→ **Exercise details**
Note each line of the listing that contains the string "degrees", and copy it.

→ **Records supplied**
--- Start ---

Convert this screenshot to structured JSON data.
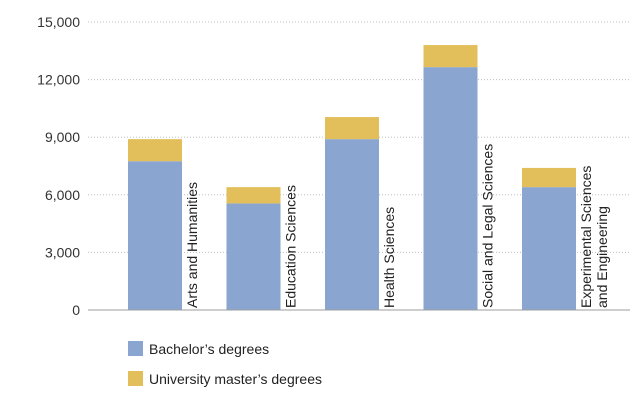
{
  "chart_data": {
    "type": "bar",
    "stacked": true,
    "categories": [
      [
        "Arts and Humanities"
      ],
      [
        "Education Sciences"
      ],
      [
        "Health Sciences"
      ],
      [
        "Social and Legal Sciences"
      ],
      [
        "Experimental Sciences",
        "and Engineering"
      ]
    ],
    "series": [
      {
        "name": "Bachelor’s degrees",
        "color": "#8aa6d0",
        "values": [
          7750,
          5550,
          8900,
          12650,
          6400
        ]
      },
      {
        "name": "University master’s degrees",
        "color": "#e3bf5c",
        "values": [
          1150,
          850,
          1150,
          1150,
          1000
        ]
      }
    ],
    "ylim": [
      0,
      15000
    ],
    "yticks": [
      0,
      3000,
      6000,
      9000,
      12000,
      15000
    ],
    "ytick_labels": [
      "0",
      "3,000",
      "6,000",
      "9,000",
      "12,000",
      "15,000"
    ],
    "grid": true,
    "legend_position": "bottom-left"
  }
}
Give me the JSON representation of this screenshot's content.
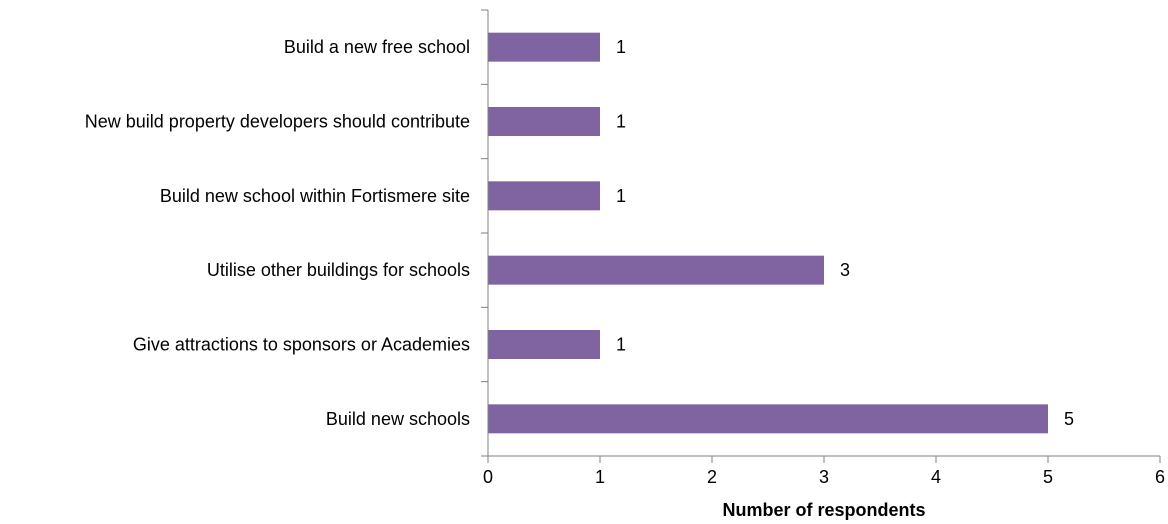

--- End ---

→ **Answer to this problem**
        "name": "Bachelor’s degrees",
        "name": "University master’s degrees",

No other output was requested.